— begin Provided information —
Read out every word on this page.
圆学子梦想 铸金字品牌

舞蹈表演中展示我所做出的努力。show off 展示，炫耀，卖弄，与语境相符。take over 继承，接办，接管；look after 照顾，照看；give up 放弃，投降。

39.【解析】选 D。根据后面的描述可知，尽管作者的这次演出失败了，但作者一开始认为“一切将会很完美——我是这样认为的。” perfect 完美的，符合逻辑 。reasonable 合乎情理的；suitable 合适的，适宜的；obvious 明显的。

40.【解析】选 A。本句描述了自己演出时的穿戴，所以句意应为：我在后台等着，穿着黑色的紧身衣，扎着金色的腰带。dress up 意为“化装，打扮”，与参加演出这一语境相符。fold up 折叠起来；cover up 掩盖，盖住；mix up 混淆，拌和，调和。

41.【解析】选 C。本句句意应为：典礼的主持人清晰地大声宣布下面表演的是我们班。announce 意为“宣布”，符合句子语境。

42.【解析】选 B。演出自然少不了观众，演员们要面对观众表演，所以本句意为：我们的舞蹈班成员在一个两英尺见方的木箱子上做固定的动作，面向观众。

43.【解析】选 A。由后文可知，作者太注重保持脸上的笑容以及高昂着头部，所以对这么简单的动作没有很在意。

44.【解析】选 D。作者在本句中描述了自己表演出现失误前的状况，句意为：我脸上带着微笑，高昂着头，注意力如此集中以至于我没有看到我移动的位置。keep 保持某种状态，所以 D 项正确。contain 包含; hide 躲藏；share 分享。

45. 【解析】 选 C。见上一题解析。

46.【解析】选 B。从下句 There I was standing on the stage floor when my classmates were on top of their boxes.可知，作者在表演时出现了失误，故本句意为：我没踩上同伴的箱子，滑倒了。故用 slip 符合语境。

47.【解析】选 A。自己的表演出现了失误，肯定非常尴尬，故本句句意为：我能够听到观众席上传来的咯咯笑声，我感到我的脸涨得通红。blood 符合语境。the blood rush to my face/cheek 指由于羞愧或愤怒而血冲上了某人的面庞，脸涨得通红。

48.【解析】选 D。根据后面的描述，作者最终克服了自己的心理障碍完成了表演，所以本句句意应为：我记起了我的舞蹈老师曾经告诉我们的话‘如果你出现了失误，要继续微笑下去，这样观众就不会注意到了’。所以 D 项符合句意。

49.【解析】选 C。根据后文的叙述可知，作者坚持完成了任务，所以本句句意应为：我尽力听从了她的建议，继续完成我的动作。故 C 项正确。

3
— end Provided information —
**What is asked:**
Restate the listing in full, word for word.

**Written solution:**
Read out every word on this page.
圆学子梦想 铸金字品牌

舞蹈表演中展示我所做出的努力。show off 展示，炫耀，卖弄，与语境相符。take over 继承，接办，接管；look after 照顾，照看；give up 放弃，投降。

39.【解析】选 D。根据后面的描述可知，尽管作者的这次演出失败了，但作者一开始认为“一切将会很完美——我是这样认为的。” perfect 完美的，符合逻辑 。reasonable 合乎情理的；suitable 合适的，适宜的；obvious 明显的。

40.【解析】选 A。本句描述了自己演出时的穿戴，所以句意应为：我在后台等着，穿着黑色的紧身衣，扎着金色的腰带。dress up 意为“化装，打扮”，与参加演出这一语境相符。fold up 折叠起来；cover up 掩盖，盖住；mix up 混淆，拌和，调和。

41.【解析】选 C。本句句意应为：典礼的主持人清晰地大声宣布下面表演的是我们班。announce 意为“宣布”，符合句子语境。

42.【解析】选 B。演出自然少不了观众，演员们要面对观众表演，所以本句意为：我们的舞蹈班成员在一个两英尺见方的木箱子上做固定的动作，面向观众。

43.【解析】选 A。由后文可知，作者太注重保持脸上的笑容以及高昂着头部，所以对这么简单的动作没有很在意。

44.【解析】选 D。作者在本句中描述了自己表演出现失误前的状况，句意为：我脸上带着微笑，高昂着头，注意力如此集中以至于我没有看到我移动的位置。keep 保持某种状态，所以 D 项正确。contain 包含; hide 躲藏；share 分享。

45. 【解析】 选 C。见上一题解析。

46.【解析】选 B。从下句 There I was standing on the stage floor when my classmates were on top of their boxes.可知，作者在表演时出现了失误，故本句意为：我没踩上同伴的箱子，滑倒了。故用 slip 符合语境。

47.【解析】选 A。自己的表演出现了失误，肯定非常尴尬，故本句句意为：我能够听到观众席上传来的咯咯笑声，我感到我的脸涨得通红。blood 符合语境。the blood rush to my face/cheek 指由于羞愧或愤怒而血冲上了某人的面庞，脸涨得通红。

48.【解析】选 D。根据后面的描述，作者最终克服了自己的心理障碍完成了表演，所以本句句意应为：我记起了我的舞蹈老师曾经告诉我们的话‘如果你出现了失误，要继续微笑下去，这样观众就不会注意到了’。所以 D 项符合句意。

49.【解析】选 C。根据后文的叙述可知，作者坚持完成了任务，所以本句句意应为：我尽力听从了她的建议，继续完成我的动作。故 C 项正确。

3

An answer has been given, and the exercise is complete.